··· EXTRACTED MATERIAL

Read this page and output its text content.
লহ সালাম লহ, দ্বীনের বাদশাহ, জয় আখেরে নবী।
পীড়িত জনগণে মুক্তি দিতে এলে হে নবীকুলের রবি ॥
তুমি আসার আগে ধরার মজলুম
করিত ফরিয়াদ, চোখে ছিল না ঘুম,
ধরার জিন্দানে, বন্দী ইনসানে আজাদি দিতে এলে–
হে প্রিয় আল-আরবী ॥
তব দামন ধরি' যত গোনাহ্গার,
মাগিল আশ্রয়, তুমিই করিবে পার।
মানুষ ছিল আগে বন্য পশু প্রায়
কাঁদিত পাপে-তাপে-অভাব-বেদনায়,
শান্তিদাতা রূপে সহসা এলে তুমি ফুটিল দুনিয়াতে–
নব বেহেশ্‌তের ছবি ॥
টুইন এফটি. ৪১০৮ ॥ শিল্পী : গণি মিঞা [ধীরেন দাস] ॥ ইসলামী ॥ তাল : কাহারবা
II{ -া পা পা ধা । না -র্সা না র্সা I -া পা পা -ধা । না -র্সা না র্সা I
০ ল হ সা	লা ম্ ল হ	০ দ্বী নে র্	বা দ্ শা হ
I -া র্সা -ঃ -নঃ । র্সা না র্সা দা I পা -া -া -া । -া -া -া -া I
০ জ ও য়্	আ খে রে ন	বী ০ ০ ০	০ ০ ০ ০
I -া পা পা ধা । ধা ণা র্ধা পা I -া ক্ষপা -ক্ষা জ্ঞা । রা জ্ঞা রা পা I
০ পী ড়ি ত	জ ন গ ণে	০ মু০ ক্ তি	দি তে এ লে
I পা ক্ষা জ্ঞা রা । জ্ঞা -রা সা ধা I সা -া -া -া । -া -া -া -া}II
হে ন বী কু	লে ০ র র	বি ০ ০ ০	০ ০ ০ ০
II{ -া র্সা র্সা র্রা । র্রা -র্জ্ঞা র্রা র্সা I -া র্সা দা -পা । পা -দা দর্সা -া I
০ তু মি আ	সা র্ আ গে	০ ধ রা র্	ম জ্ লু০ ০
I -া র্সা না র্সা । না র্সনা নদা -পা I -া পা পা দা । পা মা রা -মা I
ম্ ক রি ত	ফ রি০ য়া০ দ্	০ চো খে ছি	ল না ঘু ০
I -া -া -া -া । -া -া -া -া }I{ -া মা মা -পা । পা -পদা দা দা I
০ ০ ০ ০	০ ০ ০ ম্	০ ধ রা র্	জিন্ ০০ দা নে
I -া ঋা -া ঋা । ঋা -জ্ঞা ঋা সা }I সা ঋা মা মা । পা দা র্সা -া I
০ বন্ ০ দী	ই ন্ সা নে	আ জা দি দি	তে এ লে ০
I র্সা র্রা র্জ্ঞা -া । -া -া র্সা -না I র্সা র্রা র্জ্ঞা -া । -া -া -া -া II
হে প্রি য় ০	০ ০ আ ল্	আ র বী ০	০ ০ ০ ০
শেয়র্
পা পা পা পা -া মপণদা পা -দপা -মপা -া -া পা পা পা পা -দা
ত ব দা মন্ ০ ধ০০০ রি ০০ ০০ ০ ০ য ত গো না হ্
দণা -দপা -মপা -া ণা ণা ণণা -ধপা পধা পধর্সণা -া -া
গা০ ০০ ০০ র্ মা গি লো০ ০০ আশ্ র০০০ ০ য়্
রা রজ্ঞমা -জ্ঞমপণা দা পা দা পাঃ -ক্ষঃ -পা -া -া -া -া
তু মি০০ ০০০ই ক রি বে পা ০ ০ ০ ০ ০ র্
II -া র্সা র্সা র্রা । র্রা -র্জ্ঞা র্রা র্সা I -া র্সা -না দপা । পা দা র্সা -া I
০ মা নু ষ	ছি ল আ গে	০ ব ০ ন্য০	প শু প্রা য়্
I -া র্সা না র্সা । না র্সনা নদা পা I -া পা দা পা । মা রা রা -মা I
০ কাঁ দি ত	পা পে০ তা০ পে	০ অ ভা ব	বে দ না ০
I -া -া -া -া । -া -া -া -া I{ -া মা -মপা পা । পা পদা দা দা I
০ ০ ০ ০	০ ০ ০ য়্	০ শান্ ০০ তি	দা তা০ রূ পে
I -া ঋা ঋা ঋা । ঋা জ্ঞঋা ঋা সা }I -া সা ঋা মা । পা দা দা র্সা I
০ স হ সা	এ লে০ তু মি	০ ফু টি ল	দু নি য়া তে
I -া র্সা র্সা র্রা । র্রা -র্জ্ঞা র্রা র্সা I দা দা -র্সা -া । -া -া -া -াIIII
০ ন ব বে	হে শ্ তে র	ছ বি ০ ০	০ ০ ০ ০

······

* WRITTEN PROBLEM
Output all of the material, please, exactly as it stands.

* REPLY
Read this page and output its text content.
লহ সালাম লহ, দ্বীনের বাদশাহ, জয় আখেরে নবী।
পীড়িত জনগণে মুক্তি দিতে এলে হে নবীকুলের রবি ॥
তুমি আসার আগে ধরার মজলুম
করিত ফরিয়াদ, চোখে ছিল না ঘুম,
ধরার জিন্দানে, বন্দী ইনসানে আজাদি দিতে এলে–
হে প্রিয় আল-আরবী ॥
তব দামন ধরি' যত গোনাহ্গার,
মাগিল আশ্রয়, তুমিই করিবে পার।
মানুষ ছিল আগে বন্য পশু প্রায়
কাঁদিত পাপে-তাপে-অভাব-বেদনায়,
শান্তিদাতা রূপে সহসা এলে তুমি ফুটিল দুনিয়াতে–
নব বেহেশ্‌তের ছবি ॥
টুইন এফটি. ৪১০৮ ॥ শিল্পী : গণি মিঞা [ধীরেন দাস] ॥ ইসলামী ॥ তাল : কাহারবা
II{ -া পা পা ধা । না -র্সা না র্সা I -া পা পা -ধা । না -র্সা না র্সা I
০ ল হ সা	লা ম্ ল হ	০ দ্বী নে র্	বা দ্ শা হ
I -া র্সা -ঃ -নঃ । র্সা না র্সা দা I পা -া -া -া । -া -া -া -া I
০ জ ও য়্	আ খে রে ন	বী ০ ০ ০	০ ০ ০ ০
I -া পা পা ধা । ধা ণা র্ধা পা I -া ক্ষপা -ক্ষা জ্ঞা । রা জ্ঞা রা পা I
০ পী ড়ি ত	জ ন গ ণে	০ মু০ ক্ তি	দি তে এ লে
I পা ক্ষা জ্ঞা রা । জ্ঞা -রা সা ধা I সা -া -া -া । -া -া -া -া}II
হে ন বী কু	লে ০ র র	বি ০ ০ ০	০ ০ ০ ০
II{ -া র্সা র্সা র্রা । র্রা -র্জ্ঞা র্রা র্সা I -া র্সা দা -পা । পা -দা দর্সা -া I
০ তু মি আ	সা র্ আ গে	০ ধ রা র্	ম জ্ লু০ ০
I -া র্সা না র্সা । না র্সনা নদা -পা I -া পা পা দা । পা মা রা -মা I
ম্ ক রি ত	ফ রি০ য়া০ দ্	০ চো খে ছি	ল না ঘু ০
I -া -া -া -া । -া -া -া -া }I{ -া মা মা -পা । পা -পদা দা দা I
০ ০ ০ ০	০ ০ ০ ম্	০ ধ রা র্	জিন্ ০০ দা নে
I -া ঋা -া ঋা । ঋা -জ্ঞা ঋা সা }I সা ঋা মা মা । পা দা র্সা -া I
০ বন্ ০ দী	ই ন্ সা নে	আ জা দি দি	তে এ লে ০
I র্সা র্রা র্জ্ঞা -া । -া -া র্সা -না I র্সা র্রা র্জ্ঞা -া । -া -া -া -া II
হে প্রি য় ০	০ ০ আ ল্	আ র বী ০	০ ০ ০ ০
শেয়র্
পা পা পা পা -া মপণদা পা -দপা -মপা -া -া পা পা পা পা -দা
ত ব দা মন্ ০ ধ০০০ রি ০০ ০০ ০ ০ য ত গো না হ্
দণা -দপা -মপা -া ণা ণা ণণা -ধপা পধা পধর্সণা -া -া
গা০ ০০ ০০ র্ মা গি লো০ ০০ আশ্ র০০০ ০ য়্
রা রজ্ঞমা -জ্ঞমপণা দা পা দা পাঃ -ক্ষঃ -পা -া -া -া -া
তু মি০০ ০০০ই ক রি বে পা ০ ০ ০ ০ ০ র্
II -া র্সা র্সা র্রা । র্রা -র্জ্ঞা র্রা র্সা I -া র্সা -না দপা । পা দা র্সা -া I
০ মা নু ষ	ছি ল আ গে	০ ব ০ ন্য০	প শু প্রা য়্
I -া র্সা না র্সা । না র্সনা নদা পা I -া পা দা পা । মা রা রা -মা I
০ কাঁ দি ত	পা পে০ তা০ পে	০ অ ভা ব	বে দ না ০
I -া -া -া -া । -া -া -া -া I{ -া মা -মপা পা । পা পদা দা দা I
০ ০ ০ ০	০ ০ ০ য়্	০ শান্ ০০ তি	দা তা০ রূ পে
I -া ঋা ঋা ঋা । ঋা জ্ঞঋা ঋা সা }I -া সা ঋা মা । পা দা দা র্সা I
০ স হ সা	এ লে০ তু মি	০ ফু টি ল	দু নি য়া তে
I -া র্সা র্সা র্রা । র্রা -র্জ্ঞা র্রা র্সা I দা দা -র্সা -া । -া -া -া -াIIII
০ ন ব বে	হে শ্ তে র	ছ বি ০ ০	০ ০ ০ ০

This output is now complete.